**Document text**.
I told Ace that I would only like to look at the profiles and to have some nice, clean chat with other users. His out of the country trips were becoming longer, so I was getting bored at times. He didn't really mind it since he's not a jealous person; he had complete trust in me. Little did I know that this would be a very big mistake.
A month later, after scouring interesting profiles, talking to several users, I found someone who stood out. It was JP. He was wearing a cowboy outfit in his profile picture. He's cute, chinito, and moreno. After chatting about random things for a few days, we decided to meet up. I was already working near Libis by this time, staying at my grandparents' house in Cubao, while he, on the other hand, was an employee in one of the call centers in Eastwood City. Like him, I was scheduled in night shift for the whole month, so we agreed to meet one morning after getting off from work. We had breakfast in a Jollibee near their office.

**Extracted data**.
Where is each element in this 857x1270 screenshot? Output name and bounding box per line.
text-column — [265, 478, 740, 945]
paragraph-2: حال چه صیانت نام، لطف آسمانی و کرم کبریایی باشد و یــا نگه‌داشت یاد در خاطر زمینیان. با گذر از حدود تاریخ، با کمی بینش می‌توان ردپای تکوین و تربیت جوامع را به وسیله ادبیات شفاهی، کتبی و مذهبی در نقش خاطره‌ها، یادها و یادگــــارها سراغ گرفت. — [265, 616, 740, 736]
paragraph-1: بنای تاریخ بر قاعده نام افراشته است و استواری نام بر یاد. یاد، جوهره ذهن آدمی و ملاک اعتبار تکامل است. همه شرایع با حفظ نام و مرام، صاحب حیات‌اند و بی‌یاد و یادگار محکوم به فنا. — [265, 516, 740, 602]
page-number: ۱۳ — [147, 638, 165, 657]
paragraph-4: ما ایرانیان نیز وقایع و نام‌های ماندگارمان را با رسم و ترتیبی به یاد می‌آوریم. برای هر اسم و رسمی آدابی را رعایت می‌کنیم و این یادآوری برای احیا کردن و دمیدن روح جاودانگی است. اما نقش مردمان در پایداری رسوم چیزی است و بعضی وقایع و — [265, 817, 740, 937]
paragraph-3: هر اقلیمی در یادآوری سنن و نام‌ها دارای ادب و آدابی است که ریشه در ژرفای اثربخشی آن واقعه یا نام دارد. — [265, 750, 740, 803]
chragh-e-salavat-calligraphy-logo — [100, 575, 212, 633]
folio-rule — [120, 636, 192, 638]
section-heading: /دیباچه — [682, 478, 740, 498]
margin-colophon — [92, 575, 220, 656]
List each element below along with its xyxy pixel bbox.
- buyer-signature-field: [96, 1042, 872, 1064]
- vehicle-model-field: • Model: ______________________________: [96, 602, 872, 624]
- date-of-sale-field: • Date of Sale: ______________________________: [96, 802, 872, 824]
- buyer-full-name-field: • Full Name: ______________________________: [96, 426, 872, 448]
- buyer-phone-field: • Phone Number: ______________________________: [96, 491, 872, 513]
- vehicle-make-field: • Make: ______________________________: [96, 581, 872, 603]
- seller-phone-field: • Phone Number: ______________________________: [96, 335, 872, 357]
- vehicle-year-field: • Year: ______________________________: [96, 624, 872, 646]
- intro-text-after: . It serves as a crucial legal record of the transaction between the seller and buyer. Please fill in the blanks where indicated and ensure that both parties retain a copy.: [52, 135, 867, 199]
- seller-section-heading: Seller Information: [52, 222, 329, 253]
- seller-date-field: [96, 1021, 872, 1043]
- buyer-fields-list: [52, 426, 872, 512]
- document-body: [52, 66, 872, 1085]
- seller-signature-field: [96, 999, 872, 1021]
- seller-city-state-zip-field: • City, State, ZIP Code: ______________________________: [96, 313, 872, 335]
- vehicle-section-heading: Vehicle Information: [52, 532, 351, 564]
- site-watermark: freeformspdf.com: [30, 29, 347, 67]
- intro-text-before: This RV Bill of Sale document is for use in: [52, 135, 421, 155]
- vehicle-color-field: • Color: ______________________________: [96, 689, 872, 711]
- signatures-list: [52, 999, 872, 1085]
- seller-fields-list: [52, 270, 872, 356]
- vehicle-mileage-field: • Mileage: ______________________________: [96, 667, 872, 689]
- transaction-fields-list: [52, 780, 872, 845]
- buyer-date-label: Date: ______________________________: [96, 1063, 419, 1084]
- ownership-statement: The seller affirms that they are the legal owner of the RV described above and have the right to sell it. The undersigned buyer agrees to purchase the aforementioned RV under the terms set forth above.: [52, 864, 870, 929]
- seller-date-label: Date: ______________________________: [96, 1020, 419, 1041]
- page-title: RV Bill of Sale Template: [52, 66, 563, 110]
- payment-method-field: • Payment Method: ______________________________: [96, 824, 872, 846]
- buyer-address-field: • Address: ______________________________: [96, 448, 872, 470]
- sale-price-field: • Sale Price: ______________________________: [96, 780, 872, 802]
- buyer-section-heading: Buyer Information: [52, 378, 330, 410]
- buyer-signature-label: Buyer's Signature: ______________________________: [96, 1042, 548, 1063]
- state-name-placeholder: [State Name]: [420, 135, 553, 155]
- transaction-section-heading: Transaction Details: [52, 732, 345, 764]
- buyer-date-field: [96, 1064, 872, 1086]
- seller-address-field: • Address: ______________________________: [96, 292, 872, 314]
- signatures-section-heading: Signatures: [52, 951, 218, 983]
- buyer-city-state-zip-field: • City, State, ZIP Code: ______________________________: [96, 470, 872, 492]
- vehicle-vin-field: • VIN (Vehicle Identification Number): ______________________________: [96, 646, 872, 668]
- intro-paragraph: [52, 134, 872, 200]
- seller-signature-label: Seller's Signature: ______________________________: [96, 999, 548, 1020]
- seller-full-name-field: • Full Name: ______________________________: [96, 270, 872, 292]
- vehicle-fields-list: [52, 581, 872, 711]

**What the task requires**. In the story about meeting JP, what was he wearing in his profile picture? Please answer from the story about meeting JP alone, not from the items.

**Output of the exercise**. A cowboy outfit.